Begin DATA FOR THIS EXERCISE

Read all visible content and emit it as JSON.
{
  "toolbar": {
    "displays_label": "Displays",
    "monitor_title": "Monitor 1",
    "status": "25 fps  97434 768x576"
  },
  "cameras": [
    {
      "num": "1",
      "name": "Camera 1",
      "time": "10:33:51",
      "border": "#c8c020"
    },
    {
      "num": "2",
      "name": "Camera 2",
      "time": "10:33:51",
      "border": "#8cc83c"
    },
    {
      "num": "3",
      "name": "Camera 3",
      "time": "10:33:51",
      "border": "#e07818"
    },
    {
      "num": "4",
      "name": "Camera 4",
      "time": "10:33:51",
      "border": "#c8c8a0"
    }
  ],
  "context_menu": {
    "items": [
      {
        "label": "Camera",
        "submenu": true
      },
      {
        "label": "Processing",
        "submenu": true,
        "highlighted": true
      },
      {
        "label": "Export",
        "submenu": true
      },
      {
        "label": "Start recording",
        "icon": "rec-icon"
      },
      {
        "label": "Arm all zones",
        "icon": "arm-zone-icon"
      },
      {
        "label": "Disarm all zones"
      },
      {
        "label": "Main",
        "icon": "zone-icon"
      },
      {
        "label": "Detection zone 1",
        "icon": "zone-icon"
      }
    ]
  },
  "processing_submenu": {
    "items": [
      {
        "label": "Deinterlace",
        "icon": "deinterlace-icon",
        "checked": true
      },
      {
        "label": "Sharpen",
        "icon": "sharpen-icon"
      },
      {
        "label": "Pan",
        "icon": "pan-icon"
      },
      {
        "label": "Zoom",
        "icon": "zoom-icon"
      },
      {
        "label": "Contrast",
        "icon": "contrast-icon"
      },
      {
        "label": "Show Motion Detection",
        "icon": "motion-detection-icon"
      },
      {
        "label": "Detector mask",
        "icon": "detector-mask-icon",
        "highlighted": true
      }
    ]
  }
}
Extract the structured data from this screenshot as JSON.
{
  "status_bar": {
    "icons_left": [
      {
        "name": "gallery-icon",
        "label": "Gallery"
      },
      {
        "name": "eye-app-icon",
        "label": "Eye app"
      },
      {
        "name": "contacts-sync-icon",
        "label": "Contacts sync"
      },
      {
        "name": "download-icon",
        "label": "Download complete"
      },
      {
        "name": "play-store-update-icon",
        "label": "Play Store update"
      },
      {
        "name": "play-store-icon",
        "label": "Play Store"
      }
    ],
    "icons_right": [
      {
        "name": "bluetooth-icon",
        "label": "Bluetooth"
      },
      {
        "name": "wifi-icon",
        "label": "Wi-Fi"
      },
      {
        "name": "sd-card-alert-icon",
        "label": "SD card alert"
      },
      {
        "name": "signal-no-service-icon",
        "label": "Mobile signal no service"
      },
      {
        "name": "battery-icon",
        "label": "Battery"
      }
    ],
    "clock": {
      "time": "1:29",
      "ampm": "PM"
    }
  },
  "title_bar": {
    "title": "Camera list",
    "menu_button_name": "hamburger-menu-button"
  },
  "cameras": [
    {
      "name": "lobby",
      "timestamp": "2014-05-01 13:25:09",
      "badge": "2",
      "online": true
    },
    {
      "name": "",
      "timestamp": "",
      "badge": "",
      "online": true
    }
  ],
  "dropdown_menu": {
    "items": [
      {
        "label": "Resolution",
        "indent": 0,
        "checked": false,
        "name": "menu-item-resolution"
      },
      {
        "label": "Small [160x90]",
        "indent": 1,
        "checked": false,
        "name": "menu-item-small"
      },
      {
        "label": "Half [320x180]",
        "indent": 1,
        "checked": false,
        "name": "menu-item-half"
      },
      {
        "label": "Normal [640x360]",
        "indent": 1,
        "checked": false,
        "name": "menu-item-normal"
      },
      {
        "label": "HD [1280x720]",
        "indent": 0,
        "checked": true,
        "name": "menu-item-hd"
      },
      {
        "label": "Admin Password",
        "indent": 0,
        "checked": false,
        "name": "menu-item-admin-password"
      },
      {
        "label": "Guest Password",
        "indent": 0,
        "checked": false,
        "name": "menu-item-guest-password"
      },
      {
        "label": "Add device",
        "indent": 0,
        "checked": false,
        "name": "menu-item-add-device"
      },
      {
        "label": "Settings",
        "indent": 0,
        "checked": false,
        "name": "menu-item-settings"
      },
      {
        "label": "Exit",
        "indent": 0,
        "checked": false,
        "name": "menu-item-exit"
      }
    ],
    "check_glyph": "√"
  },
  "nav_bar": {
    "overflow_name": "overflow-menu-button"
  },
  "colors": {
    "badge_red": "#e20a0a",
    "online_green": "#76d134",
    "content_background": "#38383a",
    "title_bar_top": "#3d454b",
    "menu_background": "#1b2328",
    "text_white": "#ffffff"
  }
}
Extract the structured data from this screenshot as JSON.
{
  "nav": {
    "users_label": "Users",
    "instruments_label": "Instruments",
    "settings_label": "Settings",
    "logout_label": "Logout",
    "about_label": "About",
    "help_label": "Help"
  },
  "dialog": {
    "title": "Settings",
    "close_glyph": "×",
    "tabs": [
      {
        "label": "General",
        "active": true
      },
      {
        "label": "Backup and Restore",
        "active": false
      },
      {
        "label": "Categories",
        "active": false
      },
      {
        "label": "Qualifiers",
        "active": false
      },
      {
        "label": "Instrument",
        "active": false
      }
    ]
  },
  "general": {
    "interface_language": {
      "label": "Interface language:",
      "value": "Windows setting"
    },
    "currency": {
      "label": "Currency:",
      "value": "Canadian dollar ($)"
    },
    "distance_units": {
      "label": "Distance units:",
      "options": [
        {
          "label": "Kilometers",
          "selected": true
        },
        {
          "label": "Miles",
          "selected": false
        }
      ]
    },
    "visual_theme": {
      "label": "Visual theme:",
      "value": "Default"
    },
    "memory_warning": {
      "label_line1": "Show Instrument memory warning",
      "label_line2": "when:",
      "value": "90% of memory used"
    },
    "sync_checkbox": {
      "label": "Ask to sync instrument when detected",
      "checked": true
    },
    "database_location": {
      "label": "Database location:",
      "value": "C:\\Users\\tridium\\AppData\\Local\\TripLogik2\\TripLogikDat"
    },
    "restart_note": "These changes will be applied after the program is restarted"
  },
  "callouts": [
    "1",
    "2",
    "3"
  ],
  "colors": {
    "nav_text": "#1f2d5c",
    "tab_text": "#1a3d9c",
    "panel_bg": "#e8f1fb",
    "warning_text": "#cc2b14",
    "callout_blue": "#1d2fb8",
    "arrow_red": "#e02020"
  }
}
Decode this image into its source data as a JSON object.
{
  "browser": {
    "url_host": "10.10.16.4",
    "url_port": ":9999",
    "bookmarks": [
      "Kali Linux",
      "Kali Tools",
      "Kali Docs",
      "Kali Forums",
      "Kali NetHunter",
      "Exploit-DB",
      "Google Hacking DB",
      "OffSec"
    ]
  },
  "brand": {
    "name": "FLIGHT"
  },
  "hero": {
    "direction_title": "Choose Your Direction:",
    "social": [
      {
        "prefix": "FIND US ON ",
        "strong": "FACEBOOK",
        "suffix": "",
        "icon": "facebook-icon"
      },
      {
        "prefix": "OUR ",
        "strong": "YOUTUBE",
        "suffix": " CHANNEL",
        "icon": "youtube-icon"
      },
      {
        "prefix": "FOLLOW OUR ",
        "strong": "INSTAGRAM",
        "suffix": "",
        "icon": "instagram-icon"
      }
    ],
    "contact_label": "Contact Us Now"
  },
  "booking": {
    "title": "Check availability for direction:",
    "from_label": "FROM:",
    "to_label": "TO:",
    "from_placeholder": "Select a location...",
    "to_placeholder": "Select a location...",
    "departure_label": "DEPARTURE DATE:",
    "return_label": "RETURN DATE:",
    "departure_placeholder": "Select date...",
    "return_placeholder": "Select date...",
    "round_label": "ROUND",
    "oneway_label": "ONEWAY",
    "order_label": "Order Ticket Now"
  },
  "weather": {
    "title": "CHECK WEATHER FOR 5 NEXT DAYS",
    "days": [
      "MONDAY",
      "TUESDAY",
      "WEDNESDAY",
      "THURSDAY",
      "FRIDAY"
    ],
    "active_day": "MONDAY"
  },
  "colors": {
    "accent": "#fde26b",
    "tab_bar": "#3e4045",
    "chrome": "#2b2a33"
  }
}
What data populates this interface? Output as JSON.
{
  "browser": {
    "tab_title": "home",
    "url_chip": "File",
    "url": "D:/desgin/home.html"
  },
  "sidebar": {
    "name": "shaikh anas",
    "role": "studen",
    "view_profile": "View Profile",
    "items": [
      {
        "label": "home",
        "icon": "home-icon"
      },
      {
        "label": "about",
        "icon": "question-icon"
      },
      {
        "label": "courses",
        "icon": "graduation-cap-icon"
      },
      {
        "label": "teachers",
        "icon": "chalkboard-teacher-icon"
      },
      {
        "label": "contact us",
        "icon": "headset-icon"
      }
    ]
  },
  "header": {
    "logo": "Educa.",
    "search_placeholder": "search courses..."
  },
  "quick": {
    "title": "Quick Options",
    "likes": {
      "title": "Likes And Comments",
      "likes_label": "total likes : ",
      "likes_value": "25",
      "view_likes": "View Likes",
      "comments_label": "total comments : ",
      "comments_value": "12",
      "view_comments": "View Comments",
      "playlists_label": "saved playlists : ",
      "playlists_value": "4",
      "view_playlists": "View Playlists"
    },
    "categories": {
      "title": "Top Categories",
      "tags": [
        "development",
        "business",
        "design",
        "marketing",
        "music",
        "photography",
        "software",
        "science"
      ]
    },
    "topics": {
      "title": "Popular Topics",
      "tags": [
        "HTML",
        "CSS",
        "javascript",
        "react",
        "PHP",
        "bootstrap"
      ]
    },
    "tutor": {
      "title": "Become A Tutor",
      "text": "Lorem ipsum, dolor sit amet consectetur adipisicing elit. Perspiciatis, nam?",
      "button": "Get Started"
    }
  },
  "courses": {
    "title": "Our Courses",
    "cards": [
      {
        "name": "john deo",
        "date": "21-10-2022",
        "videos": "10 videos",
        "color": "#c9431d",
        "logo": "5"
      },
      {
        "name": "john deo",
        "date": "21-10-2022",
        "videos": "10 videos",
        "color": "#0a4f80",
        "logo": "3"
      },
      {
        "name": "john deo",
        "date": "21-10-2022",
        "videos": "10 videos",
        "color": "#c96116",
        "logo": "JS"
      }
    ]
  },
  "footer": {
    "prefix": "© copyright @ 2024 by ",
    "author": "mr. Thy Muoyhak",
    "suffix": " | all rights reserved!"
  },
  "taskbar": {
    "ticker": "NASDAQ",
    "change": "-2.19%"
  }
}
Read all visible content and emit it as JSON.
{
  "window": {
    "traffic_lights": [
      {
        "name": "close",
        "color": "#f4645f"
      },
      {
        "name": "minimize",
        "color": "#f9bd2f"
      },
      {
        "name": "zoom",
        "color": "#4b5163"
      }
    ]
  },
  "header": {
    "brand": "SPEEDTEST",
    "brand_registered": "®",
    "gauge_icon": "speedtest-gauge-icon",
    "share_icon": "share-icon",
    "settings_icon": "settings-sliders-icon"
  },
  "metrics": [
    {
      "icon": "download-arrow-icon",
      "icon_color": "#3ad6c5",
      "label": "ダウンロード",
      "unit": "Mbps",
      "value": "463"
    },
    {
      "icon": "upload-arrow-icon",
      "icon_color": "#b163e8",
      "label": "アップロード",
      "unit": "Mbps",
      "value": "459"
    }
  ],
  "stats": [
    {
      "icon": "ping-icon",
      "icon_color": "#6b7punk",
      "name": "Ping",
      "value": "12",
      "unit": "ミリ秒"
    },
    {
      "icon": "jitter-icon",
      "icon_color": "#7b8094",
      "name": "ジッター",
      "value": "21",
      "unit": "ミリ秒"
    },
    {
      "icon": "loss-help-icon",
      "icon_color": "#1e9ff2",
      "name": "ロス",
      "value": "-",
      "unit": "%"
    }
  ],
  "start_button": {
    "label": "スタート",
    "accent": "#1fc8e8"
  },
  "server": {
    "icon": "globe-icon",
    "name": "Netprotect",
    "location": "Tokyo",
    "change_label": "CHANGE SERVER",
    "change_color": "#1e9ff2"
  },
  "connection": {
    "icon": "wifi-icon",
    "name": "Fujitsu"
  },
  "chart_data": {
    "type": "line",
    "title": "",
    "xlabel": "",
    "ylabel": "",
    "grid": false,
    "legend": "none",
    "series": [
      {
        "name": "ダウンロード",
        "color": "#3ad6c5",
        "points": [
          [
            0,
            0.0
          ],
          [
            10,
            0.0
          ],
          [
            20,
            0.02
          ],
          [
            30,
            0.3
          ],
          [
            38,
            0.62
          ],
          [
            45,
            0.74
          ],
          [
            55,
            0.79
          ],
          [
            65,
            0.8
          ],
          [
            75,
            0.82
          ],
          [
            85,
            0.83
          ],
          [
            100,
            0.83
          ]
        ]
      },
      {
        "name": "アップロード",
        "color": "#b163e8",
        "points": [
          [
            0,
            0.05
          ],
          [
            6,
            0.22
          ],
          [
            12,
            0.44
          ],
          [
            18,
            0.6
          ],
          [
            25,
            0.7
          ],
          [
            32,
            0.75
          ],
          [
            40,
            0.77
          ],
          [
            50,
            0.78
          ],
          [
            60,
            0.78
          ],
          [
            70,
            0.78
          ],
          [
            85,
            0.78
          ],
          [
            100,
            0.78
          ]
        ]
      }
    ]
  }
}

End DATA FOR THIS EXERCISE

**INSTRUCTION:** Filter the entries and copy out every line with the word "strong".

**EXERCISE OUTPUT:**
        "strong": "FACEBOOK",
        "strong": "YOUTUBE",
        "strong": "INSTAGRAM",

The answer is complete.